◆ DATA SECTION ◆
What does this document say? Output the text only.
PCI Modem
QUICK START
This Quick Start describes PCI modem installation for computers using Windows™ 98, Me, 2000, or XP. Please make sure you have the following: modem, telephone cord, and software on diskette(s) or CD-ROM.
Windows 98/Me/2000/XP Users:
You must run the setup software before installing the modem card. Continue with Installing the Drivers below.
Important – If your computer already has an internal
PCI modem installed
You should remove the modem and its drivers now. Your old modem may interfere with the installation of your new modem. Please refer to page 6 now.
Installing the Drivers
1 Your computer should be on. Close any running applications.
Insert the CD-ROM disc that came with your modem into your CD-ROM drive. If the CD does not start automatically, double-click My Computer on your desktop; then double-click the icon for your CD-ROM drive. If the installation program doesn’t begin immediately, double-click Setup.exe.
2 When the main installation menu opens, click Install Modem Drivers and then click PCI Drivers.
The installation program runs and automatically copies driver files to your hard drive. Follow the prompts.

◆ GIVEN TASK ◆
Find the word "software" in the records and pull out each line that has it.

◆ ANSWER ◆
This Quick Start describes PCI modem installation for computers using Windows™ 98, Me, 2000, or XP. Please make sure you have the following: modem, telephone cord, and software on diskette(s) or CD-ROM.
You must run the setup software before installing the modem card. Continue with Installing the Drivers below.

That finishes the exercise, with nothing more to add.